## Seçilmiş Bölüm:

-------

Tuzla, İstanbul ilinin en güneyde bulunan ilçesidir. 1400 yılında Yıldırım Beyazıt tarafından Osmanlı topraklarına katılmıştır Tuzla. Tuzla'da yaşayan Rumlar, Lozan Anlaşması çerçevesinde Selanik, Kavala ve Drama'dan gelen Türkler'le yer değiştirmiştir. Bir mübadele bölgesidir yani. 80'lerin sonuna kadar balıkçılık ve çiftçiliğin bir arada sürdürüldüğü Tuzla'da sanayinin gelişmesiyle çiftçilik önemini yitirmiştir. Günümüzde Tuzla, tersanelere de ev sahipliği yapmaktadır. Tuzla'daki tersanelerde, önemli bir kısmı kötü çalışma koşulları altında olmak üzere, 24 bin 200 civarında işçi çalışmaktadır...
Ayrıca biraz tartışmalı da olsa Tuzla Belediyesi'ne göre F1 pisti ve Sabiha Gökçen Havalimanı da Tuzla sınırları içerisindedir. Merkezde İ.T.Ü. Denizcilik Fakültesi, kuzeybatıda Piyade Okulu ve Güneyde Tuzla Burnunda ise Deniz Harp Okulu bulunmaktadır. Ayrıca Sabancı Üniversitesi de Tuzla sınırları içerisindedir. Günümüzde Tuzla'nın en büyük sorunu, endüstri kuruluşlarının ve belediyenin arıtma tesislerinin yetersiz kalması ya da çalıştırılmaması ve bu konuda gerekli denetimlerin yapılmaması nedeniyle toplum sağlığını tehlike edecek boyutlardaki çevre sorunudur. İlçe halkının solumak zorunda kaldığı kötü kokulu kirli hava Tuzla'da hayatı olumsuz etkilemektedir. Tuzla Tershaneler Bölgesi'nde yer alan özel tershanelerdeki işçi ölümleriyle gündemden düşmeyen ilçe, Tuzla Belediyesi'nin Koruma Kurulu kararlarını kaale almadan sürdürdüğü, asırlık çınar ağaçlarına zarar verilen Ayazma'daki tesis inşaatıyla da bilinir olmuştur.

-------

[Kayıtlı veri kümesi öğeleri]
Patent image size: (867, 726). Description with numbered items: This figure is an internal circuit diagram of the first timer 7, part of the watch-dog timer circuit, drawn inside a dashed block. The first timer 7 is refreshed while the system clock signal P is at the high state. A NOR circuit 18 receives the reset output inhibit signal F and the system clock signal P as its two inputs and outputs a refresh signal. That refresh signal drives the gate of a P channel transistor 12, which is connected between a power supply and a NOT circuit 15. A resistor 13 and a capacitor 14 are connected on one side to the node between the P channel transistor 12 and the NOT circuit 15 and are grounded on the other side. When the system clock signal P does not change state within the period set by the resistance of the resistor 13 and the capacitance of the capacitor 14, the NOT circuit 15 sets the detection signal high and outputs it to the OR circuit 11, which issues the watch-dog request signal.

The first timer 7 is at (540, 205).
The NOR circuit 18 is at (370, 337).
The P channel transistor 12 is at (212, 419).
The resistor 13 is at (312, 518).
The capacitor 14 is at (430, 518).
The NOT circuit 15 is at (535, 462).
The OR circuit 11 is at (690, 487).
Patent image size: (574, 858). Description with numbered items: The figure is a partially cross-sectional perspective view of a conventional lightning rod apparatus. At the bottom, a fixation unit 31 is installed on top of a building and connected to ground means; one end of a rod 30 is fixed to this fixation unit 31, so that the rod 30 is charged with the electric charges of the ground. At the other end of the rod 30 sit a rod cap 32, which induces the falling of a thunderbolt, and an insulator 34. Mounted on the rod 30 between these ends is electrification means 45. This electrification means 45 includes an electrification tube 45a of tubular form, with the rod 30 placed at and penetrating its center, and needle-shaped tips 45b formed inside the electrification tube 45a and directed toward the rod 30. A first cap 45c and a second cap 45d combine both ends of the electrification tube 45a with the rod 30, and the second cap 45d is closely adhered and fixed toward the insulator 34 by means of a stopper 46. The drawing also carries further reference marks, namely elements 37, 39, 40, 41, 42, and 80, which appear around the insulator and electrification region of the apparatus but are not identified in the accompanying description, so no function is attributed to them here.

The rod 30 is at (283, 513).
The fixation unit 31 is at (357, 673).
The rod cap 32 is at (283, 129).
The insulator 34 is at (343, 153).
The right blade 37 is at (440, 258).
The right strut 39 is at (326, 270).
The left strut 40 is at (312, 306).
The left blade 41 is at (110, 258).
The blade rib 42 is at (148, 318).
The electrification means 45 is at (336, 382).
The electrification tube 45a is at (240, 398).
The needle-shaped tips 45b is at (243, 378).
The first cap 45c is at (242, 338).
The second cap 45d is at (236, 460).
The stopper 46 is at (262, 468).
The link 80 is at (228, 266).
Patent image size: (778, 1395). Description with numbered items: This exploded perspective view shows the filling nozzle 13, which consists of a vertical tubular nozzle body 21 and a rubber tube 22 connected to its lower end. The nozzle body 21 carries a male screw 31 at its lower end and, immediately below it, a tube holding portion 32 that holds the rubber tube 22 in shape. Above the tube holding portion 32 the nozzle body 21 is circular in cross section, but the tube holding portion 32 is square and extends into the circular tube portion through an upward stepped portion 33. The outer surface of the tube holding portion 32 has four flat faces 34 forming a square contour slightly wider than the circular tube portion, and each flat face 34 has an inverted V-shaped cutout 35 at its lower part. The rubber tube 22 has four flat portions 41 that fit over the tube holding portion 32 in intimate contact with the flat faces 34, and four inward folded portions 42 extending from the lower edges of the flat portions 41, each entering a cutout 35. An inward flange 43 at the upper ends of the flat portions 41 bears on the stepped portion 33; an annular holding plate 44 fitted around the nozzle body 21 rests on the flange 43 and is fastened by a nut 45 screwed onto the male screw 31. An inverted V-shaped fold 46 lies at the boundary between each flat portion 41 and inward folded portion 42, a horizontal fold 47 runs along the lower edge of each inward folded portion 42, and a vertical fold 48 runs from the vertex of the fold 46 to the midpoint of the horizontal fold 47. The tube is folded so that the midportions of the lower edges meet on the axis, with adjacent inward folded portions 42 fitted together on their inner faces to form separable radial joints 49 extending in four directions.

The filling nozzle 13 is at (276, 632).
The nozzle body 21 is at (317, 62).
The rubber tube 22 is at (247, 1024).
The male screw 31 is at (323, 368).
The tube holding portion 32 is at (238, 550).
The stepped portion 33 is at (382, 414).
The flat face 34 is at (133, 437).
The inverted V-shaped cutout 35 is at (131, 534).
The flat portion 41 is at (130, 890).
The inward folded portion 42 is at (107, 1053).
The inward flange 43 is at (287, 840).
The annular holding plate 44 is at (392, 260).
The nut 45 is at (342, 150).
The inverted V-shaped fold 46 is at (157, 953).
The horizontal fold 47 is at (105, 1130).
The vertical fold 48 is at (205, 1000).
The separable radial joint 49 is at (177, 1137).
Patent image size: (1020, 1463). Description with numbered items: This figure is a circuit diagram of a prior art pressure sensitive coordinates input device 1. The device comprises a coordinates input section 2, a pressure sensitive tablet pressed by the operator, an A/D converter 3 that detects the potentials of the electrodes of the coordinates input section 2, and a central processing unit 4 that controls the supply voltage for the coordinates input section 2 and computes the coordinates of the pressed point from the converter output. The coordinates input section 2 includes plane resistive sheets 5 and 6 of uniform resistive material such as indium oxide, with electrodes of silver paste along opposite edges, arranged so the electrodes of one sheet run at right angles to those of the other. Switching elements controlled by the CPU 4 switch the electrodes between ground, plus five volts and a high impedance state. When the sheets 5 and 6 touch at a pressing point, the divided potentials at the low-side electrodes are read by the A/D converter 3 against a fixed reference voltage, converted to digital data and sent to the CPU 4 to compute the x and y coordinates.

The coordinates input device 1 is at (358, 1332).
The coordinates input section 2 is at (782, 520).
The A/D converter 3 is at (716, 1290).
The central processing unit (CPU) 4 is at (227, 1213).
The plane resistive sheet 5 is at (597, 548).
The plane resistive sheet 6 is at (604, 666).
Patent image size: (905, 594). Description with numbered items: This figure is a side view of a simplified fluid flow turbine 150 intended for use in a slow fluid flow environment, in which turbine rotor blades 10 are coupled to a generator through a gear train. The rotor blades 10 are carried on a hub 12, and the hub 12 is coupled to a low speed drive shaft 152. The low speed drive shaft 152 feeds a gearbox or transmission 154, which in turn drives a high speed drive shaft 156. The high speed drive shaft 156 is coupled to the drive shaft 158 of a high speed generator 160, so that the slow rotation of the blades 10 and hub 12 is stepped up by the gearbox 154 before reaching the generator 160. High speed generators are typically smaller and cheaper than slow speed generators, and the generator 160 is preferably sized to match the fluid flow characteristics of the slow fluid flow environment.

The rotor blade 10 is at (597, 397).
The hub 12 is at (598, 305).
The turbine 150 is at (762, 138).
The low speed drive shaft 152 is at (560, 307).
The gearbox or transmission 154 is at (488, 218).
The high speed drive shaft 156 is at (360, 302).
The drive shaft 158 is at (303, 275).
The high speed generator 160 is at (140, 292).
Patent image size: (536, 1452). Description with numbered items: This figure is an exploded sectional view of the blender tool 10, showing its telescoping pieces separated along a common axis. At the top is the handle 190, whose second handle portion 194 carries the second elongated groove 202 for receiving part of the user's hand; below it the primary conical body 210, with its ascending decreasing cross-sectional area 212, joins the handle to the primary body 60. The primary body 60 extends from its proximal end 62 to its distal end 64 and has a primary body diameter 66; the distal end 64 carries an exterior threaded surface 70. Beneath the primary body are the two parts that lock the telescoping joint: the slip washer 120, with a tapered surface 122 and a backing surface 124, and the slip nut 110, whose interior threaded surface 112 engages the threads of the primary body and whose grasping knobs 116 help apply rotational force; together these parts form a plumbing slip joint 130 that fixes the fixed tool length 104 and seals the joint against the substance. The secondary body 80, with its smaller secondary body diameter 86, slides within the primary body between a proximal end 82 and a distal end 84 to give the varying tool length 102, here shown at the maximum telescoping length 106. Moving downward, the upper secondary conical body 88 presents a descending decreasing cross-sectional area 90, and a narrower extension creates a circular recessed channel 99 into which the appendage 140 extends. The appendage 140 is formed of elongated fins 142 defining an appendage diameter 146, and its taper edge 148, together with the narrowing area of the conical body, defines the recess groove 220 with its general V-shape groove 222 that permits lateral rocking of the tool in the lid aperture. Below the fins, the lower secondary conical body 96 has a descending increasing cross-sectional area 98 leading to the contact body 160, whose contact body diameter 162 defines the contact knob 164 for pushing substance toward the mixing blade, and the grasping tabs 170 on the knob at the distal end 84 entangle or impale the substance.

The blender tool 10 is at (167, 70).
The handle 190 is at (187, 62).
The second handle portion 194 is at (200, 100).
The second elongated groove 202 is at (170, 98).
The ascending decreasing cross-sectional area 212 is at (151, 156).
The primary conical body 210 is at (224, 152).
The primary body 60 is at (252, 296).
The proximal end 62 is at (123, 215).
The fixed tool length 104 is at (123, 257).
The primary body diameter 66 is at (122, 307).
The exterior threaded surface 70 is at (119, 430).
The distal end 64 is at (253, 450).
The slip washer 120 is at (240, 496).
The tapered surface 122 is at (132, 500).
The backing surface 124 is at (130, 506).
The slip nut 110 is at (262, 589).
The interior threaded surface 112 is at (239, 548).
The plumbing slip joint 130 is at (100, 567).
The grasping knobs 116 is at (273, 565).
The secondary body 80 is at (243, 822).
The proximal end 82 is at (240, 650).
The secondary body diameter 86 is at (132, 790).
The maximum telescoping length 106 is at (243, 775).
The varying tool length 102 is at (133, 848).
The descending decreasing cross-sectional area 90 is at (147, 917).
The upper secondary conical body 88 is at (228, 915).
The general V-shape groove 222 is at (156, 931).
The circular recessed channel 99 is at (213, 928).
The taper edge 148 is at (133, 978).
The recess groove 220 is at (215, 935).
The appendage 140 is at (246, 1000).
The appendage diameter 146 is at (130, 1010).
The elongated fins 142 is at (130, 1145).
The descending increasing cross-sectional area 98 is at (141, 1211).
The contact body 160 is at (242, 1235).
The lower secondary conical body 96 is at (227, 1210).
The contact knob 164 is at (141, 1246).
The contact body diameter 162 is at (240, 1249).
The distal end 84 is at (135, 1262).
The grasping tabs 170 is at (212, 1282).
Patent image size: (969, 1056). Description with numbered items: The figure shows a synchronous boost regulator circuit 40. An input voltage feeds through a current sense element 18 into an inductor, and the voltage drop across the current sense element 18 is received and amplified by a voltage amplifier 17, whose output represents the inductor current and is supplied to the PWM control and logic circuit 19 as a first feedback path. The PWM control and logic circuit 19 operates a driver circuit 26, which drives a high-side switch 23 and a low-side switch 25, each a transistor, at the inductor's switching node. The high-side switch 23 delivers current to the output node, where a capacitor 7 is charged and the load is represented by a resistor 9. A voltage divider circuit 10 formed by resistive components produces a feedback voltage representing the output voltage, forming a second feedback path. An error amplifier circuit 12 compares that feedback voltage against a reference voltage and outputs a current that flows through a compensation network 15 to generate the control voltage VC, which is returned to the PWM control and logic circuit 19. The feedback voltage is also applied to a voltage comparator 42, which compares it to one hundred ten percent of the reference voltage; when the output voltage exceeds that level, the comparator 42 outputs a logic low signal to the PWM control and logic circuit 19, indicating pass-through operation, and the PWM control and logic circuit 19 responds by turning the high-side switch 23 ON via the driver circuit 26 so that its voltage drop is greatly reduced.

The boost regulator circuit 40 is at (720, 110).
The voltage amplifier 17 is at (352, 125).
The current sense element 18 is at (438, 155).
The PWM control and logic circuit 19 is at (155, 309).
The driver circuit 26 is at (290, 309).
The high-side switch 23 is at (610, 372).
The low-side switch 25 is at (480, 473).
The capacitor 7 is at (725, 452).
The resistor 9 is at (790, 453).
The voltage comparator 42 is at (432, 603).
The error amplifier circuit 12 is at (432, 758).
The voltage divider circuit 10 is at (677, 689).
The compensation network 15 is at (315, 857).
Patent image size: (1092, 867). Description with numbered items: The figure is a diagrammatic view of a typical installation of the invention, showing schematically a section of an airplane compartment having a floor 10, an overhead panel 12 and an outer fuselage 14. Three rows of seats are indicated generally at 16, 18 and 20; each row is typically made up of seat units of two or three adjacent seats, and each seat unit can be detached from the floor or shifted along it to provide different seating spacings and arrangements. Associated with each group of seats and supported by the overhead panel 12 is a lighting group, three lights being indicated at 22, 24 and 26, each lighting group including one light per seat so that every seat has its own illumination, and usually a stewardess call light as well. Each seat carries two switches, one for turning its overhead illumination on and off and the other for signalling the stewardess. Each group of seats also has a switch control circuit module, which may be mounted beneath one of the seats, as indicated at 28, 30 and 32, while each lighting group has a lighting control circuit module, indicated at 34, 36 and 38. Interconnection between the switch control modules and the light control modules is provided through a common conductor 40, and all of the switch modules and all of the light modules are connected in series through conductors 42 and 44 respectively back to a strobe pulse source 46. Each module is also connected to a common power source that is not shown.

-------

## Yapılacaklar:
a) Tuzla hakkındaki metne göre Tuzla hangi yılda Osmanlı topraklarına katılmıştır?
b) Tuzla hakkındaki metinden "Tuzla, İstanbul ilinin" sözleriyle başlayıp "civarında işçi çalışmaktadır..." sözleriyle biten bölümü alıntılayın.

## Sıralı Sonuçlar:
a) 1400 yılında.

b)
Tuzla, İstanbul ilinin en güneyde bulunan ilçesidir. 1400 yılında Yıldırım Beyazıt tarafından Osmanlı topraklarına katılmıştır Tuzla. Tuzla'da yaşayan Rumlar, Lozan Anlaşması çerçevesinde Selanik, Kavala ve Drama'dan gelen Türkler'le yer değiştirmiştir. Bir mübadele bölgesidir yani. 80'lerin sonuna kadar balıkçılık ve çiftçiliğin bir arada sürdürüldüğü Tuzla'da sanayinin gelişmesiyle çiftçilik önemini yitirmiştir. Günümüzde Tuzla, tersanelere de ev sahipliği yapmaktadır. Tuzla'daki tersanelerde, önemli bir kısmı kötü çalışma koşulları altında olmak üzere, 24 bin 200 civarında işçi çalışmaktadır...